**THE PROBLEM**
Would you transcribe the whole listing exactly, minus its pictures?
═════ DATA EXTRACT ═════
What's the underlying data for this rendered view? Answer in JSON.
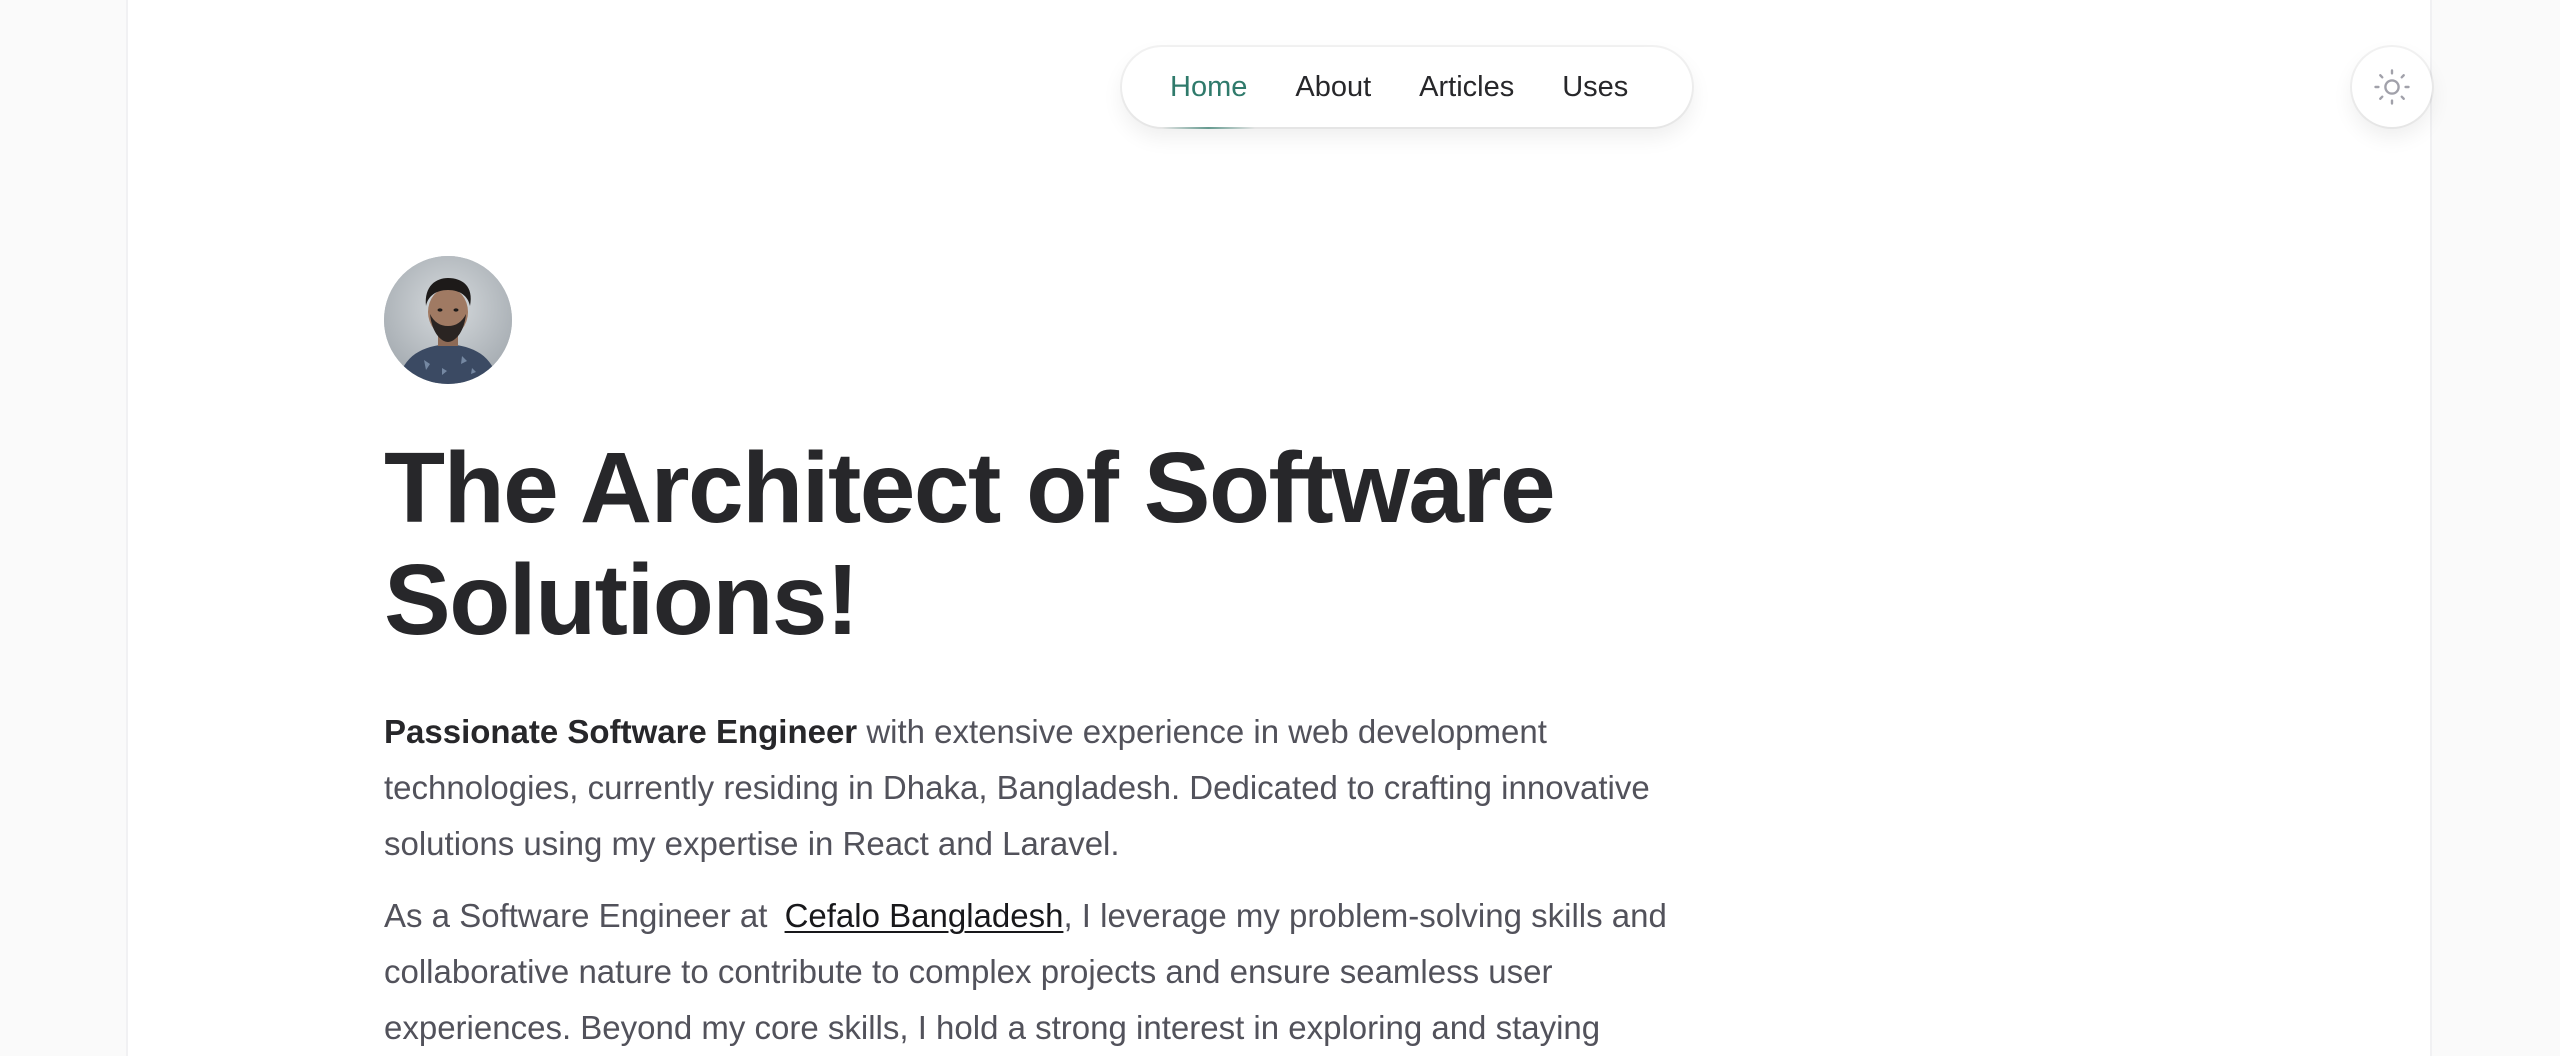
{
  "nav": {
    "items": [
      {
        "label": "Home",
        "active": true
      },
      {
        "label": "About",
        "active": false
      },
      {
        "label": "Articles",
        "active": false
      },
      {
        "label": "Uses",
        "active": false
      }
    ]
  },
  "theme_toggle": {
    "icon": "sun-icon"
  },
  "avatar": {
    "alt": "profile-photo"
  },
  "hero": {
    "title": "The Architect of Software Solutions!",
    "para1_bold": "Passionate Software Engineer",
    "para1_rest": " with extensive experience in web development technologies, currently residing in Dhaka, Bangladesh. Dedicated to crafting innovative solutions using my expertise in React and Laravel.",
    "para2_before": "As a Software Engineer at",
    "para2_link": "Cefalo Bangladesh",
    "para2_after": ", I leverage my problem-solving skills and collaborative nature to contribute to complex projects and ensure seamless user experiences. Beyond my core skills, I hold a strong interest in exploring and staying"
  },
  "colors": {
    "accent": "#2f7a6b",
    "text_primary": "#27272a",
    "text_body": "#52525b",
    "background": "#fafafa"
  }
}
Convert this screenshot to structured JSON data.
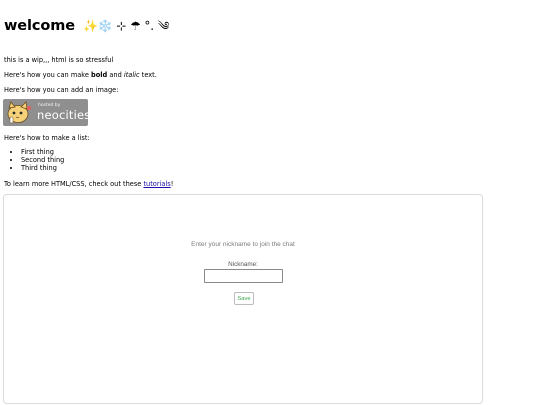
{
  "heading": {
    "text": "welcome",
    "decoration": "✨❄️ ⊹ ☂ °. ༄"
  },
  "intro": "this is a wip,,, html is so stressful",
  "formatting": {
    "prefix": "Here's how you can make ",
    "bold": "bold",
    "middle": " and ",
    "italic": "italic",
    "suffix": " text."
  },
  "image_intro": "Here's how you can add an image:",
  "badge": {
    "small": "hosted by",
    "brand": "neocities"
  },
  "list_intro": "Here's how to make a list:",
  "list_items": [
    "First thing",
    "Second thing",
    "Third thing"
  ],
  "learn": {
    "prefix": "To learn more HTML/CSS, check out these ",
    "link": "tutorials",
    "suffix": "!"
  },
  "chat": {
    "prompt": "Enter your nickname to join the chat",
    "nickname_label": "Nickname:",
    "nickname_value": "",
    "save_label": "Save"
  }
}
═════
**RESULT OF THE EXERCISE**
What's the underlying data for this rendered view? Answer in JSON.
{
  "nav": {
    "items": [
      {
        "label": "Home",
        "active": true
      },
      {
        "label": "About",
        "active": false
      },
      {
        "label": "Articles",
        "active": false
      },
      {
        "label": "Uses",
        "active": false
      }
    ]
  },
  "theme_toggle": {
    "icon": "sun-icon"
  },
  "avatar": {
    "alt": "profile-photo"
  },
  "hero": {
    "title": "The Architect of Software Solutions!",
    "para1_bold": "Passionate Software Engineer",
    "para1_rest": " with extensive experience in web development technologies, currently residing in Dhaka, Bangladesh. Dedicated to crafting innovative solutions using my expertise in React and Laravel.",
    "para2_before": "As a Software Engineer at",
    "para2_link": "Cefalo Bangladesh",
    "para2_after": ", I leverage my problem-solving skills and collaborative nature to contribute to complex projects and ensure seamless user experiences. Beyond my core skills, I hold a strong interest in exploring and staying"
  },
  "colors": {
    "accent": "#2f7a6b",
    "text_primary": "#27272a",
    "text_body": "#52525b",
    "background": "#fafafa"
  }
}
Convert this screenshot to structured JSON data.
{
  "heading": {
    "text": "welcome",
    "decoration": "✨❄️ ⊹ ☂ °. ༄"
  },
  "intro": "this is a wip,,, html is so stressful",
  "formatting": {
    "prefix": "Here's how you can make ",
    "bold": "bold",
    "middle": " and ",
    "italic": "italic",
    "suffix": " text."
  },
  "image_intro": "Here's how you can add an image:",
  "badge": {
    "small": "hosted by",
    "brand": "neocities"
  },
  "list_intro": "Here's how to make a list:",
  "list_items": [
    "First thing",
    "Second thing",
    "Third thing"
  ],
  "learn": {
    "prefix": "To learn more HTML/CSS, check out these ",
    "link": "tutorials",
    "suffix": "!"
  },
  "chat": {
    "prompt": "Enter your nickname to join the chat",
    "nickname_label": "Nickname:",
    "nickname_value": "",
    "save_label": "Save"
  }
}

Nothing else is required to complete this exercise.